- **Problem requirements**: Transcribe each record exactly. Include every one.
** BEGIN Raw records **
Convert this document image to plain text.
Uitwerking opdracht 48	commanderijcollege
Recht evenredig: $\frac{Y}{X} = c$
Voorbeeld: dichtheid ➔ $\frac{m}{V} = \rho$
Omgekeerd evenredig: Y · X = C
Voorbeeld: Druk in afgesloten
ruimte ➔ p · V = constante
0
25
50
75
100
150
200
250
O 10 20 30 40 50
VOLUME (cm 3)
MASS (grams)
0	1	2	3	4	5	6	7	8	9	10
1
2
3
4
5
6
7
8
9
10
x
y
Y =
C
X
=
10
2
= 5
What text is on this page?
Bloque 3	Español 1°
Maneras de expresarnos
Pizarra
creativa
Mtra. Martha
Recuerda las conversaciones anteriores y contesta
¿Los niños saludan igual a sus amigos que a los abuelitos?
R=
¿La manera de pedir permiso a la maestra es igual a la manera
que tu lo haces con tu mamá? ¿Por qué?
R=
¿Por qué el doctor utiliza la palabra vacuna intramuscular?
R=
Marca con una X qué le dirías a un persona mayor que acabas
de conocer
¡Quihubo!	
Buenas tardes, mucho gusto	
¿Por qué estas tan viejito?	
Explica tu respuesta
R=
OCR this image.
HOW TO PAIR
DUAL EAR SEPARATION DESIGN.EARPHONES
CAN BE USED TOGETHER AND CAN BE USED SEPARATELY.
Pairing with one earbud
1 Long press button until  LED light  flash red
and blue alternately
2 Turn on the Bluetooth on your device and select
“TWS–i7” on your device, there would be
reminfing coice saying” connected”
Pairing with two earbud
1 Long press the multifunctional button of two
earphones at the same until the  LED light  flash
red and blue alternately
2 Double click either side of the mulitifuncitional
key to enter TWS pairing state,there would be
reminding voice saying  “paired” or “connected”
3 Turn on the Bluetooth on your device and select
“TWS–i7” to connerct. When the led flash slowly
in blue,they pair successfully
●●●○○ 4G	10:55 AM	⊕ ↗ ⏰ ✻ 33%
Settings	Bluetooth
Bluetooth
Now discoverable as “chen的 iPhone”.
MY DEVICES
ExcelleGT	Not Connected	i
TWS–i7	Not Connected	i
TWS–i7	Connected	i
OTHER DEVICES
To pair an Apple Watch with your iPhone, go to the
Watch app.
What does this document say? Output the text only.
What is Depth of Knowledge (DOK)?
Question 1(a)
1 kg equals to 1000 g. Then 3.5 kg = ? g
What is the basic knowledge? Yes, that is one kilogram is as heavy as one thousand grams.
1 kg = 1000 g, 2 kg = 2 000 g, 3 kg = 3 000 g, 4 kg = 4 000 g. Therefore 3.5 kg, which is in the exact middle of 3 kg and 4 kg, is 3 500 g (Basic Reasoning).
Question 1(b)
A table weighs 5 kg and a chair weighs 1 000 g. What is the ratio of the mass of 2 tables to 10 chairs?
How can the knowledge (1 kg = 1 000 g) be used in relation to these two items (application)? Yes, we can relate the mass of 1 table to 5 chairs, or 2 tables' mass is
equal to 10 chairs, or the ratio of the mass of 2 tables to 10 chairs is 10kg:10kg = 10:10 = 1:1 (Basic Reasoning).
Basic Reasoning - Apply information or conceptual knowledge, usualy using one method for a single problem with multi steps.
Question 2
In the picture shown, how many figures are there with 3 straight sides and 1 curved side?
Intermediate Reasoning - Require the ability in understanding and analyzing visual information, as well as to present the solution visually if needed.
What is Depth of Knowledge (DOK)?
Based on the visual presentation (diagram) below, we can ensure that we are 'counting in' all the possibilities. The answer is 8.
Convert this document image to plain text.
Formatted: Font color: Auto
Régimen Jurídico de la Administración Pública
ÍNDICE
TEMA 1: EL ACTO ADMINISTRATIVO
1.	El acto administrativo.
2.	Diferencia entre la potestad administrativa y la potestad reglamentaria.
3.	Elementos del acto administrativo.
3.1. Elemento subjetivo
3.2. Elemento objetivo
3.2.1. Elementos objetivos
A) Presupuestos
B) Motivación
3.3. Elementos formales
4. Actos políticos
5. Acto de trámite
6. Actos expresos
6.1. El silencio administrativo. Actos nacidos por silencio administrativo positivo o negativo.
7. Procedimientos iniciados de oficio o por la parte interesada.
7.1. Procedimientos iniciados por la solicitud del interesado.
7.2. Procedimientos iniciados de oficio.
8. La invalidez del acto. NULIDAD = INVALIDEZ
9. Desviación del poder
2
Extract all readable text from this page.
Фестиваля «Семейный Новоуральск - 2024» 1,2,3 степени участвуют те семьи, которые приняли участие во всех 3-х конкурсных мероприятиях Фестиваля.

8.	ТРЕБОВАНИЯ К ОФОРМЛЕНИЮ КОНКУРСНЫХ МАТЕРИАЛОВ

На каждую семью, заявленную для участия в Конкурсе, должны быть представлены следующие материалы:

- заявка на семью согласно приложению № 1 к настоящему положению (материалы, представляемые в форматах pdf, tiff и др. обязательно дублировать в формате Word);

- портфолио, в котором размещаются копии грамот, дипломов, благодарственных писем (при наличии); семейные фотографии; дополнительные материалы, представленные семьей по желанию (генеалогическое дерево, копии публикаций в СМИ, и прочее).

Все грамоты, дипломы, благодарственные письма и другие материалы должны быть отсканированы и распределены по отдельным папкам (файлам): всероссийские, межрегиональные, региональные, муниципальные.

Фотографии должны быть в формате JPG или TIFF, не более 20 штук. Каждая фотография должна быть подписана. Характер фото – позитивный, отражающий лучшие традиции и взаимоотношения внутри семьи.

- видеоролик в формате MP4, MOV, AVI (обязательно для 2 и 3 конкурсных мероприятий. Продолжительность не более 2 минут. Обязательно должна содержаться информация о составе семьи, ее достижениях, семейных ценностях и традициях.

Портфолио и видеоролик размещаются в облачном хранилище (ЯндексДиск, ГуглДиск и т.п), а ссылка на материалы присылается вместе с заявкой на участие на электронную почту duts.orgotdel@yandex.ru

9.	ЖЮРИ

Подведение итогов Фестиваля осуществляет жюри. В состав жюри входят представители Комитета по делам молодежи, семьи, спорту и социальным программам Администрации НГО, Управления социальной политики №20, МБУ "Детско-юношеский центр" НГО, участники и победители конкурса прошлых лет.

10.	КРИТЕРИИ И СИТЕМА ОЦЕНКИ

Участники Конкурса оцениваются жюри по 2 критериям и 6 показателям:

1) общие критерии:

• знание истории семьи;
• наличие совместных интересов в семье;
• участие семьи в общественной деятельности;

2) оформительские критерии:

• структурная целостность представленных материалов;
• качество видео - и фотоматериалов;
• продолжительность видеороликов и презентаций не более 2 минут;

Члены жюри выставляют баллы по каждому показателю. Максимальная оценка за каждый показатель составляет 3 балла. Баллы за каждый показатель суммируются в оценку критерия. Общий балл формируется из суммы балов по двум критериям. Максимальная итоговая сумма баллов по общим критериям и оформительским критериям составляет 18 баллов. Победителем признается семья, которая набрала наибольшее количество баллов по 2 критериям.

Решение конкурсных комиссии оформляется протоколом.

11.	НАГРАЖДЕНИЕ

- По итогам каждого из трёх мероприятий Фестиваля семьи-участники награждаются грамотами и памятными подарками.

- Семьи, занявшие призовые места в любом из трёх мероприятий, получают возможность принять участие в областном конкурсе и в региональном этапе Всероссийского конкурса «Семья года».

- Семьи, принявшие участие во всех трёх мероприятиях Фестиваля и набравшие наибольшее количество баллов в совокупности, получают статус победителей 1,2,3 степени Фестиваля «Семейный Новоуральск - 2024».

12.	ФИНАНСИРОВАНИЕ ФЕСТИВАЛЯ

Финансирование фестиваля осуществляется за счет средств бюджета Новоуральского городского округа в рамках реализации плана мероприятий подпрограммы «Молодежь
** END Raw records **
- **Expected answer**:
Convert this document image to plain text.
Uitwerking opdracht 48	commanderijcollege
Recht evenredig: $\frac{Y}{X} = c$
Voorbeeld: dichtheid ➔ $\frac{m}{V} = \rho$
Omgekeerd evenredig: Y · X = C
Voorbeeld: Druk in afgesloten
ruimte ➔ p · V = constante
0
25
50
75
100
150
200
250
O 10 20 30 40 50
VOLUME (cm 3)
MASS (grams)
0	1	2	3	4	5	6	7	8	9	10
1
2
3
4
5
6
7
8
9
10
x
y
Y =
C
X
=
10
2
= 5
What text is on this page?
Bloque 3	Español 1°
Maneras de expresarnos
Pizarra
creativa
Mtra. Martha
Recuerda las conversaciones anteriores y contesta
¿Los niños saludan igual a sus amigos que a los abuelitos?
R=
¿La manera de pedir permiso a la maestra es igual a la manera
que tu lo haces con tu mamá? ¿Por qué?
R=
¿Por qué el doctor utiliza la palabra vacuna intramuscular?
R=
Marca con una X qué le dirías a un persona mayor que acabas
de conocer
¡Quihubo!	
Buenas tardes, mucho gusto	
¿Por qué estas tan viejito?	
Explica tu respuesta
R=
OCR this image.
HOW TO PAIR
DUAL EAR SEPARATION DESIGN.EARPHONES
CAN BE USED TOGETHER AND CAN BE USED SEPARATELY.
Pairing with one earbud
1 Long press button until  LED light  flash red
and blue alternately
2 Turn on the Bluetooth on your device and select
“TWS–i7” on your device, there would be
reminfing coice saying” connected”
Pairing with two earbud
1 Long press the multifunctional button of two
earphones at the same until the  LED light  flash
red and blue alternately
2 Double click either side of the mulitifuncitional
key to enter TWS pairing state,there would be
reminding voice saying  “paired” or “connected”
3 Turn on the Bluetooth on your device and select
“TWS–i7” to connerct. When the led flash slowly
in blue,they pair successfully
●●●○○ 4G	10:55 AM	⊕ ↗ ⏰ ✻ 33%
Settings	Bluetooth
Bluetooth
Now discoverable as “chen的 iPhone”.
MY DEVICES
ExcelleGT	Not Connected	i
TWS–i7	Not Connected	i
TWS–i7	Connected	i
OTHER DEVICES
To pair an Apple Watch with your iPhone, go to the
Watch app.
What does this document say? Output the text only.
What is Depth of Knowledge (DOK)?
Question 1(a)
1 kg equals to 1000 g. Then 3.5 kg = ? g
What is the basic knowledge? Yes, that is one kilogram is as heavy as one thousand grams.
1 kg = 1000 g, 2 kg = 2 000 g, 3 kg = 3 000 g, 4 kg = 4 000 g. Therefore 3.5 kg, which is in the exact middle of 3 kg and 4 kg, is 3 500 g (Basic Reasoning).
Question 1(b)
A table weighs 5 kg and a chair weighs 1 000 g. What is the ratio of the mass of 2 tables to 10 chairs?
How can the knowledge (1 kg = 1 000 g) be used in relation to these two items (application)? Yes, we can relate the mass of 1 table to 5 chairs, or 2 tables' mass is
equal to 10 chairs, or the ratio of the mass of 2 tables to 10 chairs is 10kg:10kg = 10:10 = 1:1 (Basic Reasoning).
Basic Reasoning - Apply information or conceptual knowledge, usualy using one method for a single problem with multi steps.
Question 2
In the picture shown, how many figures are there with 3 straight sides and 1 curved side?
Intermediate Reasoning - Require the ability in understanding and analyzing visual information, as well as to present the solution visually if needed.
What is Depth of Knowledge (DOK)?
Based on the visual presentation (diagram) below, we can ensure that we are 'counting in' all the possibilities. The answer is 8.
Convert this document image to plain text.
Formatted: Font color: Auto
Régimen Jurídico de la Administración Pública
ÍNDICE
TEMA 1: EL ACTO ADMINISTRATIVO
1.	El acto administrativo.
2.	Diferencia entre la potestad administrativa y la potestad reglamentaria.
3.	Elementos del acto administrativo.
3.1. Elemento subjetivo
3.2. Elemento objetivo
3.2.1. Elementos objetivos
A) Presupuestos
B) Motivación
3.3. Elementos formales
4. Actos políticos
5. Acto de trámite
6. Actos expresos
6.1. El silencio administrativo. Actos nacidos por silencio administrativo positivo o negativo.
7. Procedimientos iniciados de oficio o por la parte interesada.
7.1. Procedimientos iniciados por la solicitud del interesado.
7.2. Procedimientos iniciados de oficio.
8. La invalidez del acto. NULIDAD = INVALIDEZ
9. Desviación del poder
2
Extract all readable text from this page.
Фестиваля «Семейный Новоуральск - 2024» 1,2,3 степени участвуют те семьи, которые приняли участие во всех 3-х конкурсных мероприятиях Фестиваля.

8.	ТРЕБОВАНИЯ К ОФОРМЛЕНИЮ КОНКУРСНЫХ МАТЕРИАЛОВ

На каждую семью, заявленную для участия в Конкурсе, должны быть представлены следующие материалы:

- заявка на семью согласно приложению № 1 к настоящему положению (материалы, представляемые в форматах pdf, tiff и др. обязательно дублировать в формате Word);

- портфолио, в котором размещаются копии грамот, дипломов, благодарственных писем (при наличии); семейные фотографии; дополнительные материалы, представленные семьей по желанию (генеалогическое дерево, копии публикаций в СМИ, и прочее).

Все грамоты, дипломы, благодарственные письма и другие материалы должны быть отсканированы и распределены по отдельным папкам (файлам): всероссийские, межрегиональные, региональные, муниципальные.

Фотографии должны быть в формате JPG или TIFF, не более 20 штук. Каждая фотография должна быть подписана. Характер фото – позитивный, отражающий лучшие традиции и взаимоотношения внутри семьи.

- видеоролик в формате MP4, MOV, AVI (обязательно для 2 и 3 конкурсных мероприятий. Продолжительность не более 2 минут. Обязательно должна содержаться информация о составе семьи, ее достижениях, семейных ценностях и традициях.

Портфолио и видеоролик размещаются в облачном хранилище (ЯндексДиск, ГуглДиск и т.п), а ссылка на материалы присылается вместе с заявкой на участие на электронную почту duts.orgotdel@yandex.ru

9.	ЖЮРИ

Подведение итогов Фестиваля осуществляет жюри. В состав жюри входят представители Комитета по делам молодежи, семьи, спорту и социальным программам Администрации НГО, Управления социальной политики №20, МБУ "Детско-юношеский центр" НГО, участники и победители конкурса прошлых лет.

10.	КРИТЕРИИ И СИТЕМА ОЦЕНКИ

Участники Конкурса оцениваются жюри по 2 критериям и 6 показателям:

1) общие критерии:

• знание истории семьи;
• наличие совместных интересов в семье;
• участие семьи в общественной деятельности;

2) оформительские критерии:

• структурная целостность представленных материалов;
• качество видео - и фотоматериалов;
• продолжительность видеороликов и презентаций не более 2 минут;

Члены жюри выставляют баллы по каждому показателю. Максимальная оценка за каждый показатель составляет 3 балла. Баллы за каждый показатель суммируются в оценку критерия. Общий балл формируется из суммы балов по двум критериям. Максимальная итоговая сумма баллов по общим критериям и оформительским критериям составляет 18 баллов. Победителем признается семья, которая набрала наибольшее количество баллов по 2 критериям.

Решение конкурсных комиссии оформляется протоколом.

11.	НАГРАЖДЕНИЕ

- По итогам каждого из трёх мероприятий Фестиваля семьи-участники награждаются грамотами и памятными подарками.

- Семьи, занявшие призовые места в любом из трёх мероприятий, получают возможность принять участие в областном конкурсе и в региональном этапе Всероссийского конкурса «Семья года».

- Семьи, принявшие участие во всех трёх мероприятиях Фестиваля и набравшие наибольшее количество баллов в совокупности, получают статус победителей 1,2,3 степени Фестиваля «Семейный Новоуральск - 2024».

12.	ФИНАНСИРОВАНИЕ ФЕСТИВАЛЯ

Финансирование фестиваля осуществляется за счет средств бюджета Новоуральского городского округа в рамках реализации плана мероприятий подпрограммы «Молодежь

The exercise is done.